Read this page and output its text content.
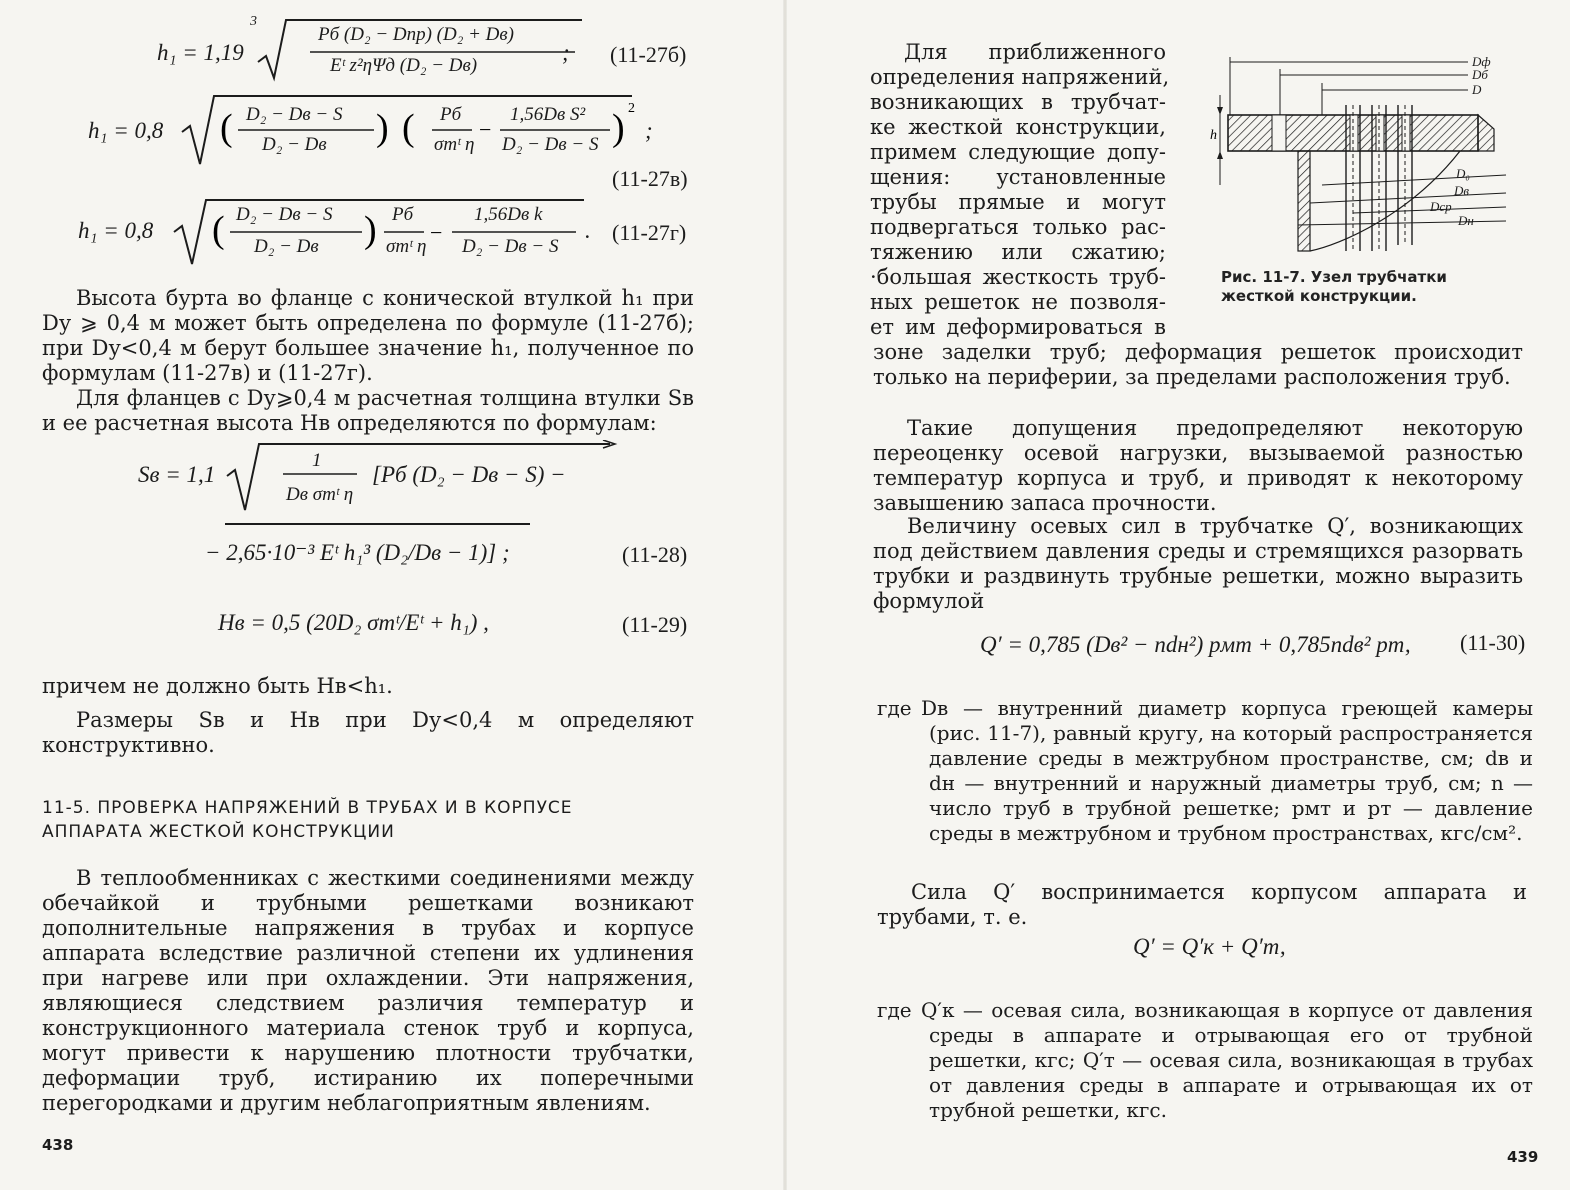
h₁ = 1,19
3
Pб (D₂ − Dпр) (D₂ + Dв)
Eᵗ z²ηΨд (D₂ − Dв)
; (11-27б)
h₁ = 0,8 (	) (	)
−
2
D₂ − Dв − S
D₂ − Dв
Pб
σтᵗ η
1,56Dв S²
D₂ − Dв − S
;
(11-27в)
h₁ = 0,8 (	) −
D₂ − Dв − S
D₂ − Dв
Pб
σтᵗ η
1,56Dв k
D₂ − Dв − S
. (11-27г)
Высота бурта во фланце с конической втулкой h₁ при Dу ⩾ 0,4 м может быть определена по формуле (11-27б); при Dу<0,4 м берут большее значение h₁, полученное по формулам (11-27в) и (11-27г).
Для фланцев с Dу⩾0,4 м расчетная толщина втулки Sв и ее расчетная высота Hв определяются по формулам:
Sв = 1,1
1
Dв σтᵗ η
[Pб (D₂ − Dв − S) −
− 2,65·10⁻³ Eᵗ h₁³ (D₂/Dв − 1)] ;	(11-28)
Hв = 0,5 (20D₂ σтᵗ/Eᵗ + h₁) ,	(11-29)
причем не должно быть Hв<h₁.
Размеры Sв и Hв при Dу<0,4 м определяют конструктивно.
11-5. ПРОВЕРКА НАПРЯЖЕНИЙ В ТРУБАХ И В КОРПУСЕ
АППАРАТА ЖЕСТКОЙ КОНСТРУКЦИИ
В теплообменниках с жесткими соединениями между обечайкой и трубными решетками возникают дополнительные напряжения в трубах и корпусе аппарата вследствие различной степени их удлинения при нагреве или при охлаждении. Эти напряжения, являющиеся следствием различия температур и конструкционного материала стенок труб и корпуса, могут привести к нарушению плотности трубчатки, деформации труб, истиранию их поперечными перегородками и другим неблагоприятным явлениям.
438
Для приближенного
определения напряжений,
возникающих в трубчат-
ке жесткой конструкции,
примем следующие допу-
щения: установленные
трубы прямые и могут
подвергаться только рас-
тяжению или сжатию;
·большая жесткость труб-
ных решеток не позволя-
ет им деформироваться в
h
Dф
Dб
D
D₀
Dв
Dср
Dн
Рис. 11-7. Узел трубчатки жесткой конструкции.
зоне заделки труб; деформация решеток происходит только на периферии, за пределами расположения труб.
Такие допущения предопределяют некоторую переоценку осевой нагрузки, вызываемой разностью температур корпуса и труб, и приводят к некоторому завышению запаса прочности.
Величину осевых сил в трубчатке Q′, возникающих под действием давления среды и стремящихся разорвать трубки и раздвинуть трубные решетки, можно выразить формулой
Q′ = 0,785 (Dв² − ndн²) pмт + 0,785ndв² pт, (11-30)
где Dв — внутренний диаметр корпуса греющей камеры (рис. 11-7), равный кругу, на который распространяется давление среды в межтрубном пространстве, см; dв и dн — внутренний и наружный диаметры труб, см; n — число труб в трубной решетке; pмт и pт — давление среды в межтрубном и трубном пространствах, кгс/см².
Сила Q′ воспринимается корпусом аппарата и трубами, т. е.
Q′ = Q′к + Q′т,
где Q′к — осевая сила, возникающая в корпусе от давления среды в аппарате и отрывающая его от трубной решетки, кгс; Q′т — осевая сила, возникающая в трубах от давления среды в аппарате и отрывающая их от трубной решетки, кгс.
439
□ □ □ □ □ □ □
Task statement: Copy out all the entries exactly. Images stay out of the copy.

Correct answer:
Read this page and output its text content.
h₁ = 1,19
3
Pб (D₂ − Dпр) (D₂ + Dв)
Eᵗ z²ηΨд (D₂ − Dв)
; (11-27б)
h₁ = 0,8 (	) (	)
−
2
D₂ − Dв − S
D₂ − Dв
Pб
σтᵗ η
1,56Dв S²
D₂ − Dв − S
;
(11-27в)
h₁ = 0,8 (	) −
D₂ − Dв − S
D₂ − Dв
Pб
σтᵗ η
1,56Dв k
D₂ − Dв − S
. (11-27г)
Высота бурта во фланце с конической втулкой h₁ при Dу ⩾ 0,4 м может быть определена по формуле (11-27б); при Dу<0,4 м берут большее значение h₁, полученное по формулам (11-27в) и (11-27г).
Для фланцев с Dу⩾0,4 м расчетная толщина втулки Sв и ее расчетная высота Hв определяются по формулам:
Sв = 1,1
1
Dв σтᵗ η
[Pб (D₂ − Dв − S) −
− 2,65·10⁻³ Eᵗ h₁³ (D₂/Dв − 1)] ;	(11-28)
Hв = 0,5 (20D₂ σтᵗ/Eᵗ + h₁) ,	(11-29)
причем не должно быть Hв<h₁.
Размеры Sв и Hв при Dу<0,4 м определяют конструктивно.
11-5. ПРОВЕРКА НАПРЯЖЕНИЙ В ТРУБАХ И В КОРПУСЕ
АППАРАТА ЖЕСТКОЙ КОНСТРУКЦИИ
В теплообменниках с жесткими соединениями между обечайкой и трубными решетками возникают дополнительные напряжения в трубах и корпусе аппарата вследствие различной степени их удлинения при нагреве или при охлаждении. Эти напряжения, являющиеся следствием различия температур и конструкционного материала стенок труб и корпуса, могут привести к нарушению плотности трубчатки, деформации труб, истиранию их поперечными перегородками и другим неблагоприятным явлениям.
438
Для приближенного
определения напряжений,
возникающих в трубчат-
ке жесткой конструкции,
примем следующие допу-
щения: установленные
трубы прямые и могут
подвергаться только рас-
тяжению или сжатию;
·большая жесткость труб-
ных решеток не позволя-
ет им деформироваться в
h
Dф
Dб
D
D₀
Dв
Dср
Dн
Рис. 11-7. Узел трубчатки жесткой конструкции.
зоне заделки труб; деформация решеток происходит только на периферии, за пределами расположения труб.
Такие допущения предопределяют некоторую переоценку осевой нагрузки, вызываемой разностью температур корпуса и труб, и приводят к некоторому завышению запаса прочности.
Величину осевых сил в трубчатке Q′, возникающих под действием давления среды и стремящихся разорвать трубки и раздвинуть трубные решетки, можно выразить формулой
Q′ = 0,785 (Dв² − ndн²) pмт + 0,785ndв² pт, (11-30)
где Dв — внутренний диаметр корпуса греющей камеры (рис. 11-7), равный кругу, на который распространяется давление среды в межтрубном пространстве, см; dв и dн — внутренний и наружный диаметры труб, см; n — число труб в трубной решетке; pмт и pт — давление среды в межтрубном и трубном пространствах, кгс/см².
Сила Q′ воспринимается корпусом аппарата и трубами, т. е.
Q′ = Q′к + Q′т,
где Q′к — осевая сила, возникающая в корпусе от давления среды в аппарате и отрывающая его от трубной решетки, кгс; Q′т — осевая сила, возникающая в трубах от давления среды в аппарате и отрывающая их от трубной решетки, кгс.
439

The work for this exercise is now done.